*Instruction:* Lift out all lines below that contain "labels".

*Supplied records:*
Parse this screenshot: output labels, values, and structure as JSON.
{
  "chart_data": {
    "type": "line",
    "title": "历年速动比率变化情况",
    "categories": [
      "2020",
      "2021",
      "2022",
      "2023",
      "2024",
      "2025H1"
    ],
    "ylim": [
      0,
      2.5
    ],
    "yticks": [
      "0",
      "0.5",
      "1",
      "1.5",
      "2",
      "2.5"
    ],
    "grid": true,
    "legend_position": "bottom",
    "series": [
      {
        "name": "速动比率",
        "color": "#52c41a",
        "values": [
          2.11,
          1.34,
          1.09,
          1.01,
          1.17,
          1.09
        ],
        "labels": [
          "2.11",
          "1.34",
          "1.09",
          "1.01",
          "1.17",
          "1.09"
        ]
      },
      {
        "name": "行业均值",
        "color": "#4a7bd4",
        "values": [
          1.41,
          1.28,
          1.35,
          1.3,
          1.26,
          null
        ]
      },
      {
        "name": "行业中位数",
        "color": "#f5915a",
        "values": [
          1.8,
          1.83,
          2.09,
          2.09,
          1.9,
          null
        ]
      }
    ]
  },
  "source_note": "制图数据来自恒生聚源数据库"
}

*Output of the task:*
Parse this screenshot: output labels, values, and structure as JSON.
        "labels": [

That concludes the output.